• Instruction: Copy out all of the data exactly as it appears.

• Supplied material:
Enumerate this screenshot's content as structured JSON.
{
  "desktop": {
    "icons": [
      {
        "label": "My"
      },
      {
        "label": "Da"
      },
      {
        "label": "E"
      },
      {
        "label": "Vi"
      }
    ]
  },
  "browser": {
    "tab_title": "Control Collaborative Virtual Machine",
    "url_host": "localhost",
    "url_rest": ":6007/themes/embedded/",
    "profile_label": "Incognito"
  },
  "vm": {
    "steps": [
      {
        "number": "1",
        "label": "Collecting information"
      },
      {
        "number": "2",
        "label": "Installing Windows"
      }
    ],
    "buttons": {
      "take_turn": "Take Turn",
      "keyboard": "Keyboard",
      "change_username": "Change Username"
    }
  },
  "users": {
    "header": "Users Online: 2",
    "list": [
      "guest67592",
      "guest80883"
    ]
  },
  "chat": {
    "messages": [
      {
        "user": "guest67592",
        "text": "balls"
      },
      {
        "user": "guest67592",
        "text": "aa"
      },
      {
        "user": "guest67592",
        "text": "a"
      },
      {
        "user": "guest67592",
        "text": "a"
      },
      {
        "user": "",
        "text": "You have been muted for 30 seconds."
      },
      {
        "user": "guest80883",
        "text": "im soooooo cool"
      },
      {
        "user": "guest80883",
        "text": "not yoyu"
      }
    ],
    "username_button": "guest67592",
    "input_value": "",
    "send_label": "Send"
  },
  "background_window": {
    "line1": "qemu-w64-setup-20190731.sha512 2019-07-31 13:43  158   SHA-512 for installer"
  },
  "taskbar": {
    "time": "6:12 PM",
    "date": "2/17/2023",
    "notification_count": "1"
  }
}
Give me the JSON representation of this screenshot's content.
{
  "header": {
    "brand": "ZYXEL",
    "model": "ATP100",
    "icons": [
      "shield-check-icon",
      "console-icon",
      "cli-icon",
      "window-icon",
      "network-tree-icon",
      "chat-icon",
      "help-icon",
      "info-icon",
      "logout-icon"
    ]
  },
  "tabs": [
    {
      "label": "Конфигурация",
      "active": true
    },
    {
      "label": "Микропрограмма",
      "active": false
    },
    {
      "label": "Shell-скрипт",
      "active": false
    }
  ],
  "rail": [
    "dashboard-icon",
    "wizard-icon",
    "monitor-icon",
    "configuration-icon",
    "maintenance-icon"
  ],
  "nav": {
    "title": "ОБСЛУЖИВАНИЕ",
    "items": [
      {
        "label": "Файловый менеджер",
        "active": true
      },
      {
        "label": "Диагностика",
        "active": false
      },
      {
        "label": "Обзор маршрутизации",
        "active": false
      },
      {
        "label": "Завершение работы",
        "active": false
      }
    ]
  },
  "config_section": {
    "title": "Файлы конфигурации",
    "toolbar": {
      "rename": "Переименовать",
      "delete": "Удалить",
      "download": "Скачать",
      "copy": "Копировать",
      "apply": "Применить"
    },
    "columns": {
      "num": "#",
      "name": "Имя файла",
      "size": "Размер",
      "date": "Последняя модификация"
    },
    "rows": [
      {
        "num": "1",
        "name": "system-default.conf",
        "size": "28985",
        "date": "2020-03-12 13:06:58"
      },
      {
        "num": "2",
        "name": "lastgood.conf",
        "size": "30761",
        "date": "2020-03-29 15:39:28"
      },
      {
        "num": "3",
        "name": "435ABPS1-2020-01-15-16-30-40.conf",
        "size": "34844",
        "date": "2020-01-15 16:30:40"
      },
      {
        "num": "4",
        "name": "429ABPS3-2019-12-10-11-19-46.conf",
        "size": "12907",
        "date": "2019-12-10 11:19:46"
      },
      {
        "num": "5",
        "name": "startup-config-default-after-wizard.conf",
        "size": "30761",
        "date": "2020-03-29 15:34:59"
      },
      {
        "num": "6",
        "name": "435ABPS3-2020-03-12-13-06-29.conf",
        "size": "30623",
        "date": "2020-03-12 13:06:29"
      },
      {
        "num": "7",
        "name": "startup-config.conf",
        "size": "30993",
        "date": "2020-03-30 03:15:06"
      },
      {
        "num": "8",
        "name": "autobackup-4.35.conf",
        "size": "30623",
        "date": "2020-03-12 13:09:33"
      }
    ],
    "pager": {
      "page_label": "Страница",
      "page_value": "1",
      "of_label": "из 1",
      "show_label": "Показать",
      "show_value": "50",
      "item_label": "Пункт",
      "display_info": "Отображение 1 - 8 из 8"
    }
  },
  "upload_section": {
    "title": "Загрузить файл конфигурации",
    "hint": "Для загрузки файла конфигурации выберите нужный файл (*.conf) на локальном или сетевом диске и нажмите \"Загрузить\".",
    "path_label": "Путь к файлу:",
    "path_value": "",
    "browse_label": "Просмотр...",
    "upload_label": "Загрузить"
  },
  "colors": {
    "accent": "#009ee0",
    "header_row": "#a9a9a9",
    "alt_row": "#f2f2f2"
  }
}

• Answer to the task:
Enumerate this screenshot's content as structured JSON.
{
  "desktop": {
    "icons": [
      {
        "label": "My"
      },
      {
        "label": "Da"
      },
      {
        "label": "E"
      },
      {
        "label": "Vi"
      }
    ]
  },
  "browser": {
    "tab_title": "Control Collaborative Virtual Machine",
    "url_host": "localhost",
    "url_rest": ":6007/themes/embedded/",
    "profile_label": "Incognito"
  },
  "vm": {
    "steps": [
      {
        "number": "1",
        "label": "Collecting information"
      },
      {
        "number": "2",
        "label": "Installing Windows"
      }
    ],
    "buttons": {
      "take_turn": "Take Turn",
      "keyboard": "Keyboard",
      "change_username": "Change Username"
    }
  },
  "users": {
    "header": "Users Online: 2",
    "list": [
      "guest67592",
      "guest80883"
    ]
  },
  "chat": {
    "messages": [
      {
        "user": "guest67592",
        "text": "balls"
      },
      {
        "user": "guest67592",
        "text": "aa"
      },
      {
        "user": "guest67592",
        "text": "a"
      },
      {
        "user": "guest67592",
        "text": "a"
      },
      {
        "user": "",
        "text": "You have been muted for 30 seconds."
      },
      {
        "user": "guest80883",
        "text": "im soooooo cool"
      },
      {
        "user": "guest80883",
        "text": "not yoyu"
      }
    ],
    "username_button": "guest67592",
    "input_value": "",
    "send_label": "Send"
  },
  "background_window": {
    "line1": "qemu-w64-setup-20190731.sha512 2019-07-31 13:43  158   SHA-512 for installer"
  },
  "taskbar": {
    "time": "6:12 PM",
    "date": "2/17/2023",
    "notification_count": "1"
  }
}
Give me the JSON representation of this screenshot's content.
{
  "header": {
    "brand": "ZYXEL",
    "model": "ATP100",
    "icons": [
      "shield-check-icon",
      "console-icon",
      "cli-icon",
      "window-icon",
      "network-tree-icon",
      "chat-icon",
      "help-icon",
      "info-icon",
      "logout-icon"
    ]
  },
  "tabs": [
    {
      "label": "Конфигурация",
      "active": true
    },
    {
      "label": "Микропрограмма",
      "active": false
    },
    {
      "label": "Shell-скрипт",
      "active": false
    }
  ],
  "rail": [
    "dashboard-icon",
    "wizard-icon",
    "monitor-icon",
    "configuration-icon",
    "maintenance-icon"
  ],
  "nav": {
    "title": "ОБСЛУЖИВАНИЕ",
    "items": [
      {
        "label": "Файловый менеджер",
        "active": true
      },
      {
        "label": "Диагностика",
        "active": false
      },
      {
        "label": "Обзор маршрутизации",
        "active": false
      },
      {
        "label": "Завершение работы",
        "active": false
      }
    ]
  },
  "config_section": {
    "title": "Файлы конфигурации",
    "toolbar": {
      "rename": "Переименовать",
      "delete": "Удалить",
      "download": "Скачать",
      "copy": "Копировать",
      "apply": "Применить"
    },
    "columns": {
      "num": "#",
      "name": "Имя файла",
      "size": "Размер",
      "date": "Последняя модификация"
    },
    "rows": [
      {
        "num": "1",
        "name": "system-default.conf",
        "size": "28985",
        "date": "2020-03-12 13:06:58"
      },
      {
        "num": "2",
        "name": "lastgood.conf",
        "size": "30761",
        "date": "2020-03-29 15:39:28"
      },
      {
        "num": "3",
        "name": "435ABPS1-2020-01-15-16-30-40.conf",
        "size": "34844",
        "date": "2020-01-15 16:30:40"
      },
      {
        "num": "4",
        "name": "429ABPS3-2019-12-10-11-19-46.conf",
        "size": "12907",
        "date": "2019-12-10 11:19:46"
      },
      {
        "num": "5",
        "name": "startup-config-default-after-wizard.conf",
        "size": "30761",
        "date": "2020-03-29 15:34:59"
      },
      {
        "num": "6",
        "name": "435ABPS3-2020-03-12-13-06-29.conf",
        "size": "30623",
        "date": "2020-03-12 13:06:29"
      },
      {
        "num": "7",
        "name": "startup-config.conf",
        "size": "30993",
        "date": "2020-03-30 03:15:06"
      },
      {
        "num": "8",
        "name": "autobackup-4.35.conf",
        "size": "30623",
        "date": "2020-03-12 13:09:33"
      }
    ],
    "pager": {
      "page_label": "Страница",
      "page_value": "1",
      "of_label": "из 1",
      "show_label": "Показать",
      "show_value": "50",
      "item_label": "Пункт",
      "display_info": "Отображение 1 - 8 из 8"
    }
  },
  "upload_section": {
    "title": "Загрузить файл конфигурации",
    "hint": "Для загрузки файла конфигурации выберите нужный файл (*.conf) на локальном или сетевом диске и нажмите \"Загрузить\".",
    "path_label": "Путь к файлу:",
    "path_value": "",
    "browse_label": "Просмотр...",
    "upload_label": "Загрузить"
  },
  "colors": {
    "accent": "#009ee0",
    "header_row": "#a9a9a9",
    "alt_row": "#f2f2f2"
  }
}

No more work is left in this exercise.